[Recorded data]
* * *

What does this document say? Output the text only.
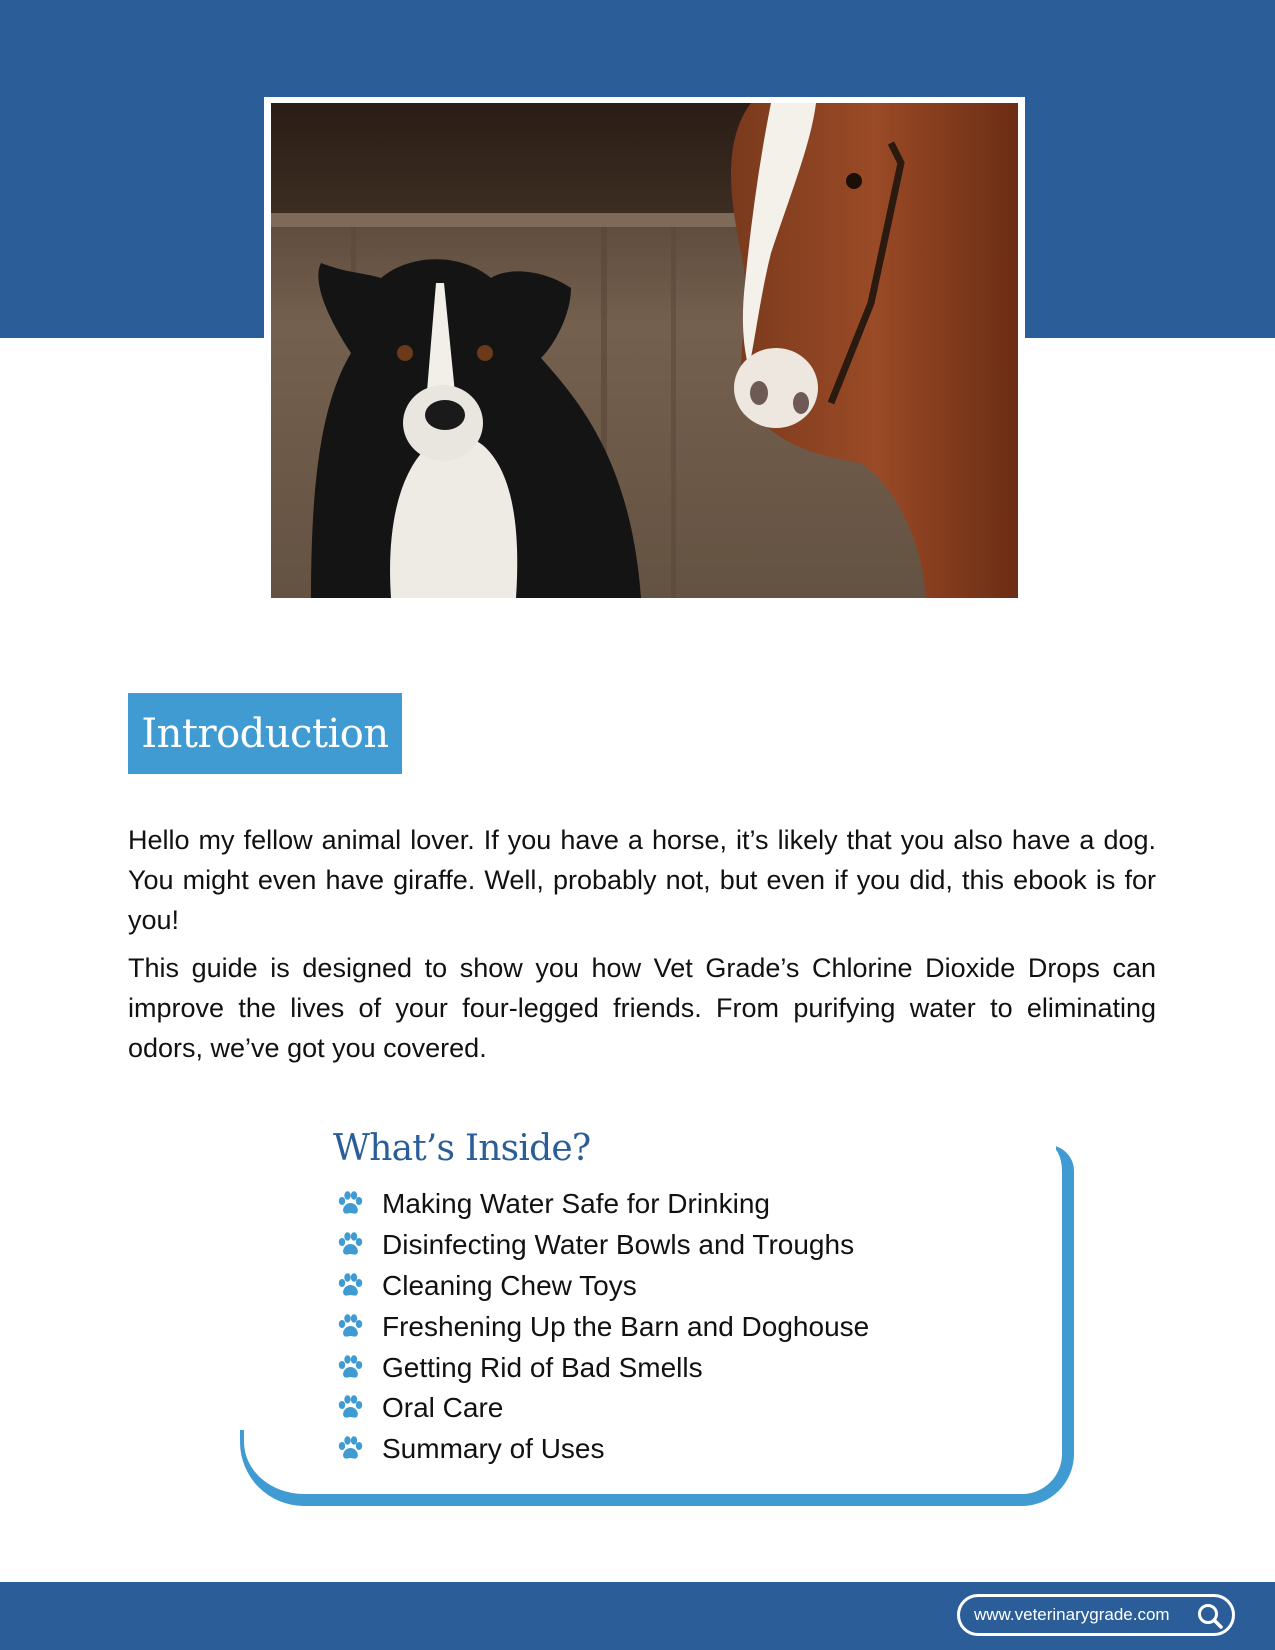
Introduction

Hello my fellow animal lover. If you have a horse, it’s likely that you also have a dog. You might even have giraffe. Well, probably not, but even if you did, this ebook is for you!

This guide is designed to show you how Vet Grade’s Chlorine Dioxide Drops can improve the lives of your four-legged friends. From purifying water to eliminating odors, we’ve got you covered.

What’s Inside?
Making Water Safe for Drinking
Disinfecting Water Bowls and Troughs
Cleaning Chew Toys
Freshening Up the Barn and Doghouse
Getting Rid of Bad Smells
Oral Care
Summary of Uses
www.veterinarygrade.com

* * *

- [Instructions to follow]:
Tell how many lines of the data above hold the string "What". Give only the number.

- [Finished task]:
2